All of the records below must be output exactly, with no pictures carried over.

---*---

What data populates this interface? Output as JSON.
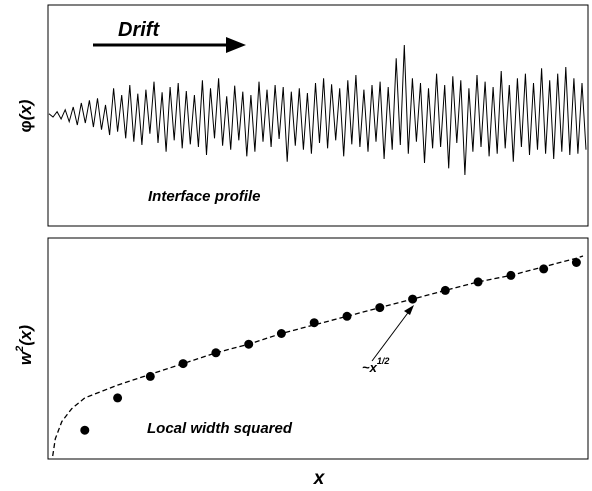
{
  "colors": {
    "line": "#000000",
    "marker": "#000000",
    "background": "#ffffff"
  },
  "chart_data": [
    {
      "type": "line",
      "title": "",
      "annotation_text": "Interface profile",
      "arrow_label": "Drift",
      "ylabel_symbol": "φ",
      "ylabel_arg": "(x)",
      "ticks": "none",
      "grid": false,
      "x": [
        0,
        4,
        8,
        12,
        16,
        20,
        24,
        28,
        32,
        36,
        40,
        44,
        48,
        52,
        56,
        60,
        64,
        68,
        72,
        76,
        80,
        84,
        88,
        92,
        96,
        100,
        104,
        108,
        112,
        116,
        120,
        124,
        128,
        132,
        136,
        140,
        144,
        148,
        152,
        156,
        160,
        164,
        168,
        172,
        176,
        180,
        184,
        188,
        192,
        196,
        200,
        204,
        208,
        212,
        216,
        220,
        224,
        228,
        232,
        236,
        240,
        244,
        248,
        252,
        256,
        260,
        264,
        268,
        272,
        276,
        280,
        284,
        288,
        292,
        296,
        300,
        304,
        308,
        312,
        316,
        320,
        324,
        328,
        332,
        336,
        340,
        344,
        348,
        352,
        356,
        360,
        364,
        368,
        372,
        376,
        380,
        384,
        388,
        392,
        396,
        400,
        404,
        408,
        412,
        416,
        420,
        424,
        428,
        432,
        436,
        440,
        444,
        448,
        452,
        456,
        460,
        464,
        468,
        472,
        476,
        480,
        484,
        488,
        492,
        496,
        500,
        504,
        508,
        512,
        516,
        520,
        524,
        528,
        532
      ],
      "values": [
        0.02,
        -0.03,
        0.05,
        -0.06,
        0.08,
        -0.1,
        0.12,
        -0.15,
        0.18,
        -0.12,
        0.22,
        -0.18,
        0.25,
        -0.22,
        0.15,
        -0.3,
        0.4,
        -0.25,
        0.3,
        -0.35,
        0.45,
        -0.4,
        0.32,
        -0.45,
        0.38,
        -0.28,
        0.5,
        -0.42,
        0.34,
        -0.55,
        0.42,
        -0.38,
        0.48,
        -0.5,
        0.36,
        -0.44,
        0.3,
        -0.48,
        0.52,
        -0.6,
        0.4,
        -0.35,
        0.55,
        -0.46,
        0.28,
        -0.52,
        0.44,
        -0.38,
        0.35,
        -0.62,
        0.3,
        -0.55,
        0.5,
        -0.4,
        0.38,
        -0.48,
        0.45,
        -0.36,
        0.42,
        -0.7,
        0.35,
        -0.46,
        0.4,
        -0.52,
        0.33,
        -0.58,
        0.48,
        -0.42,
        0.55,
        -0.5,
        0.46,
        -0.38,
        0.4,
        -0.62,
        0.52,
        -0.44,
        0.6,
        -0.48,
        0.38,
        -0.55,
        0.45,
        -0.4,
        0.5,
        -0.66,
        0.42,
        -0.52,
        0.85,
        -0.45,
        1.05,
        -0.58,
        0.55,
        -0.4,
        0.48,
        -0.72,
        0.4,
        -0.5,
        0.62,
        -0.48,
        0.45,
        -0.8,
        0.58,
        -0.42,
        0.52,
        -0.9,
        0.4,
        -0.55,
        0.6,
        -0.48,
        0.5,
        -0.62,
        0.42,
        -0.58,
        0.66,
        -0.5,
        0.45,
        -0.7,
        0.55,
        -0.48,
        0.62,
        -0.6,
        0.48,
        -0.52,
        0.7,
        -0.58,
        0.52,
        -0.66,
        0.62,
        -0.55,
        0.72,
        -0.6,
        0.55,
        -0.58,
        0.48,
        -0.52
      ],
      "xlim": [
        0,
        532
      ],
      "ylim": [
        -1.2,
        1.2
      ]
    },
    {
      "type": "scatter",
      "title": "",
      "annotation_text": "Local width squared",
      "ylabel_main": "w",
      "ylabel_sup": "2",
      "ylabel_arg": "(x)",
      "xlabel": "x",
      "fit_label_main": "~x",
      "fit_label_sup": "1/2",
      "fit_exponent": 0.5,
      "ticks": "none",
      "grid": false,
      "x": [
        1,
        2,
        3,
        4,
        5,
        6,
        7,
        8,
        9,
        10,
        11,
        12,
        13,
        14,
        15,
        16
      ],
      "values": [
        0.12,
        0.27,
        0.37,
        0.43,
        0.48,
        0.52,
        0.57,
        0.62,
        0.65,
        0.69,
        0.73,
        0.77,
        0.81,
        0.84,
        0.87,
        0.9
      ],
      "fit_x": [
        0.02,
        0.1,
        0.3,
        0.6,
        1,
        2,
        3,
        4,
        5,
        6,
        7,
        8,
        9,
        10,
        11,
        12,
        13,
        14,
        15,
        16,
        16.2
      ],
      "fit_values": [
        0.0,
        0.08,
        0.16,
        0.22,
        0.27,
        0.33,
        0.38,
        0.43,
        0.48,
        0.52,
        0.57,
        0.61,
        0.65,
        0.69,
        0.73,
        0.77,
        0.81,
        0.84,
        0.88,
        0.92,
        0.93
      ],
      "xlim": [
        0,
        16.2
      ],
      "ylim": [
        0,
        1
      ]
    }
  ]
}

---*---

**Solution for this problem:**
What data populates this interface? Output as JSON.
{
  "colors": {
    "line": "#000000",
    "marker": "#000000",
    "background": "#ffffff"
  },
  "chart_data": [
    {
      "type": "line",
      "title": "",
      "annotation_text": "Interface profile",
      "arrow_label": "Drift",
      "ylabel_symbol": "φ",
      "ylabel_arg": "(x)",
      "ticks": "none",
      "grid": false,
      "x": [
        0,
        4,
        8,
        12,
        16,
        20,
        24,
        28,
        32,
        36,
        40,
        44,
        48,
        52,
        56,
        60,
        64,
        68,
        72,
        76,
        80,
        84,
        88,
        92,
        96,
        100,
        104,
        108,
        112,
        116,
        120,
        124,
        128,
        132,
        136,
        140,
        144,
        148,
        152,
        156,
        160,
        164,
        168,
        172,
        176,
        180,
        184,
        188,
        192,
        196,
        200,
        204,
        208,
        212,
        216,
        220,
        224,
        228,
        232,
        236,
        240,
        244,
        248,
        252,
        256,
        260,
        264,
        268,
        272,
        276,
        280,
        284,
        288,
        292,
        296,
        300,
        304,
        308,
        312,
        316,
        320,
        324,
        328,
        332,
        336,
        340,
        344,
        348,
        352,
        356,
        360,
        364,
        368,
        372,
        376,
        380,
        384,
        388,
        392,
        396,
        400,
        404,
        408,
        412,
        416,
        420,
        424,
        428,
        432,
        436,
        440,
        444,
        448,
        452,
        456,
        460,
        464,
        468,
        472,
        476,
        480,
        484,
        488,
        492,
        496,
        500,
        504,
        508,
        512,
        516,
        520,
        524,
        528,
        532
      ],
      "values": [
        0.02,
        -0.03,
        0.05,
        -0.06,
        0.08,
        -0.1,
        0.12,
        -0.15,
        0.18,
        -0.12,
        0.22,
        -0.18,
        0.25,
        -0.22,
        0.15,
        -0.3,
        0.4,
        -0.25,
        0.3,
        -0.35,
        0.45,
        -0.4,
        0.32,
        -0.45,
        0.38,
        -0.28,
        0.5,
        -0.42,
        0.34,
        -0.55,
        0.42,
        -0.38,
        0.48,
        -0.5,
        0.36,
        -0.44,
        0.3,
        -0.48,
        0.52,
        -0.6,
        0.4,
        -0.35,
        0.55,
        -0.46,
        0.28,
        -0.52,
        0.44,
        -0.38,
        0.35,
        -0.62,
        0.3,
        -0.55,
        0.5,
        -0.4,
        0.38,
        -0.48,
        0.45,
        -0.36,
        0.42,
        -0.7,
        0.35,
        -0.46,
        0.4,
        -0.52,
        0.33,
        -0.58,
        0.48,
        -0.42,
        0.55,
        -0.5,
        0.46,
        -0.38,
        0.4,
        -0.62,
        0.52,
        -0.44,
        0.6,
        -0.48,
        0.38,
        -0.55,
        0.45,
        -0.4,
        0.5,
        -0.66,
        0.42,
        -0.52,
        0.85,
        -0.45,
        1.05,
        -0.58,
        0.55,
        -0.4,
        0.48,
        -0.72,
        0.4,
        -0.5,
        0.62,
        -0.48,
        0.45,
        -0.8,
        0.58,
        -0.42,
        0.52,
        -0.9,
        0.4,
        -0.55,
        0.6,
        -0.48,
        0.5,
        -0.62,
        0.42,
        -0.58,
        0.66,
        -0.5,
        0.45,
        -0.7,
        0.55,
        -0.48,
        0.62,
        -0.6,
        0.48,
        -0.52,
        0.7,
        -0.58,
        0.52,
        -0.66,
        0.62,
        -0.55,
        0.72,
        -0.6,
        0.55,
        -0.58,
        0.48,
        -0.52
      ],
      "xlim": [
        0,
        532
      ],
      "ylim": [
        -1.2,
        1.2
      ]
    },
    {
      "type": "scatter",
      "title": "",
      "annotation_text": "Local width squared",
      "ylabel_main": "w",
      "ylabel_sup": "2",
      "ylabel_arg": "(x)",
      "xlabel": "x",
      "fit_label_main": "~x",
      "fit_label_sup": "1/2",
      "fit_exponent": 0.5,
      "ticks": "none",
      "grid": false,
      "x": [
        1,
        2,
        3,
        4,
        5,
        6,
        7,
        8,
        9,
        10,
        11,
        12,
        13,
        14,
        15,
        16
      ],
      "values": [
        0.12,
        0.27,
        0.37,
        0.43,
        0.48,
        0.52,
        0.57,
        0.62,
        0.65,
        0.69,
        0.73,
        0.77,
        0.81,
        0.84,
        0.87,
        0.9
      ],
      "fit_x": [
        0.02,
        0.1,
        0.3,
        0.6,
        1,
        2,
        3,
        4,
        5,
        6,
        7,
        8,
        9,
        10,
        11,
        12,
        13,
        14,
        15,
        16,
        16.2
      ],
      "fit_values": [
        0.0,
        0.08,
        0.16,
        0.22,
        0.27,
        0.33,
        0.38,
        0.43,
        0.48,
        0.52,
        0.57,
        0.61,
        0.65,
        0.69,
        0.73,
        0.77,
        0.81,
        0.84,
        0.88,
        0.92,
        0.93
      ],
      "xlim": [
        0,
        16.2
      ],
      "ylim": [
        0,
        1
      ]
    }
  ]
}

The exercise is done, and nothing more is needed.